**WRITTEN INSTRUCTION:**
Take all the material and copy it exactly.

Start of SOURCE RECORDS

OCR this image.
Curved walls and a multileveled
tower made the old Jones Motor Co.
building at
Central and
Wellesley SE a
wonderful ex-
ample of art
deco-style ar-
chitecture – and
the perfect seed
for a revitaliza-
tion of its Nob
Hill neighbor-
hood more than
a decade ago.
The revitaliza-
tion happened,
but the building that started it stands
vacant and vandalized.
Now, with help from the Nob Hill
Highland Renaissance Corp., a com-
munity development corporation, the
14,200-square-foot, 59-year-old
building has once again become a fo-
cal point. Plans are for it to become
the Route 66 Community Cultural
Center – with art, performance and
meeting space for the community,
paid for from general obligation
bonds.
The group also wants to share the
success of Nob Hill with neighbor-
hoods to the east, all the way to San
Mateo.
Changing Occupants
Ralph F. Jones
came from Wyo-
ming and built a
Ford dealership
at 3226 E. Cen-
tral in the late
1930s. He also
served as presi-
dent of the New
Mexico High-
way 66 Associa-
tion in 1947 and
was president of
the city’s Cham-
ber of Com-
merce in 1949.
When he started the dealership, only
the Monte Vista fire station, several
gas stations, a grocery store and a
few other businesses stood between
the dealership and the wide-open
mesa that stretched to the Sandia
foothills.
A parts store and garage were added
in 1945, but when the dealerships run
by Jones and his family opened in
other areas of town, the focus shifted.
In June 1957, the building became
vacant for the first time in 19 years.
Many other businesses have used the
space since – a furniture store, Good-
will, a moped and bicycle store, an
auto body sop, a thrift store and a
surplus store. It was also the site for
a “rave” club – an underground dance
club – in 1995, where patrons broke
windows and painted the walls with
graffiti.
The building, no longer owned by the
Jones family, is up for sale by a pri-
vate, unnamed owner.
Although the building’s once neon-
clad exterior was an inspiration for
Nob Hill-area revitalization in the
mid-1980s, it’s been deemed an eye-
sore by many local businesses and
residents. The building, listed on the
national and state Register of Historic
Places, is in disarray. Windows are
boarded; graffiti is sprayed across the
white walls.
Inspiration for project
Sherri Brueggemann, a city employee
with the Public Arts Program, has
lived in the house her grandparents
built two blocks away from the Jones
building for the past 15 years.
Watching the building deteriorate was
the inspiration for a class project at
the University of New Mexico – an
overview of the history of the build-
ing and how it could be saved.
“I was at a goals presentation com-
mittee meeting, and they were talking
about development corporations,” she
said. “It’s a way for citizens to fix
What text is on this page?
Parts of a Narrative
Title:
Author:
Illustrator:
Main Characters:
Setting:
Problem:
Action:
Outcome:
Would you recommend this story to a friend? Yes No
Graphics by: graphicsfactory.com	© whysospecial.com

End of SOURCE RECORDS

**WRITTEN RESPONSE:**
OCR this image.
Curved walls and a multileveled
tower made the old Jones Motor Co.
building at
Central and
Wellesley SE a
wonderful ex-
ample of art
deco-style ar-
chitecture – and
the perfect seed
for a revitaliza-
tion of its Nob
Hill neighbor-
hood more than
a decade ago.
The revitaliza-
tion happened,
but the building that started it stands
vacant and vandalized.
Now, with help from the Nob Hill
Highland Renaissance Corp., a com-
munity development corporation, the
14,200-square-foot, 59-year-old
building has once again become a fo-
cal point. Plans are for it to become
the Route 66 Community Cultural
Center – with art, performance and
meeting space for the community,
paid for from general obligation
bonds.
The group also wants to share the
success of Nob Hill with neighbor-
hoods to the east, all the way to San
Mateo.
Changing Occupants
Ralph F. Jones
came from Wyo-
ming and built a
Ford dealership
at 3226 E. Cen-
tral in the late
1930s. He also
served as presi-
dent of the New
Mexico High-
way 66 Associa-
tion in 1947 and
was president of
the city’s Cham-
ber of Com-
merce in 1949.
When he started the dealership, only
the Monte Vista fire station, several
gas stations, a grocery store and a
few other businesses stood between
the dealership and the wide-open
mesa that stretched to the Sandia
foothills.
A parts store and garage were added
in 1945, but when the dealerships run
by Jones and his family opened in
other areas of town, the focus shifted.
In June 1957, the building became
vacant for the first time in 19 years.
Many other businesses have used the
space since – a furniture store, Good-
will, a moped and bicycle store, an
auto body sop, a thrift store and a
surplus store. It was also the site for
a “rave” club – an underground dance
club – in 1995, where patrons broke
windows and painted the walls with
graffiti.
The building, no longer owned by the
Jones family, is up for sale by a pri-
vate, unnamed owner.
Although the building’s once neon-
clad exterior was an inspiration for
Nob Hill-area revitalization in the
mid-1980s, it’s been deemed an eye-
sore by many local businesses and
residents. The building, listed on the
national and state Register of Historic
Places, is in disarray. Windows are
boarded; graffiti is sprayed across the
white walls.
Inspiration for project
Sherri Brueggemann, a city employee
with the Public Arts Program, has
lived in the house her grandparents
built two blocks away from the Jones
building for the past 15 years.
Watching the building deteriorate was
the inspiration for a class project at
the University of New Mexico – an
overview of the history of the build-
ing and how it could be saved.
“I was at a goals presentation com-
mittee meeting, and they were talking
about development corporations,” she
said. “It’s a way for citizens to fix
What text is on this page?
Parts of a Narrative
Title:
Author:
Illustrator:
Main Characters:
Setting:
Problem:
Action:
Outcome:
Would you recommend this story to a friend? Yes No
Graphics by: graphicsfactory.com	© whysospecial.com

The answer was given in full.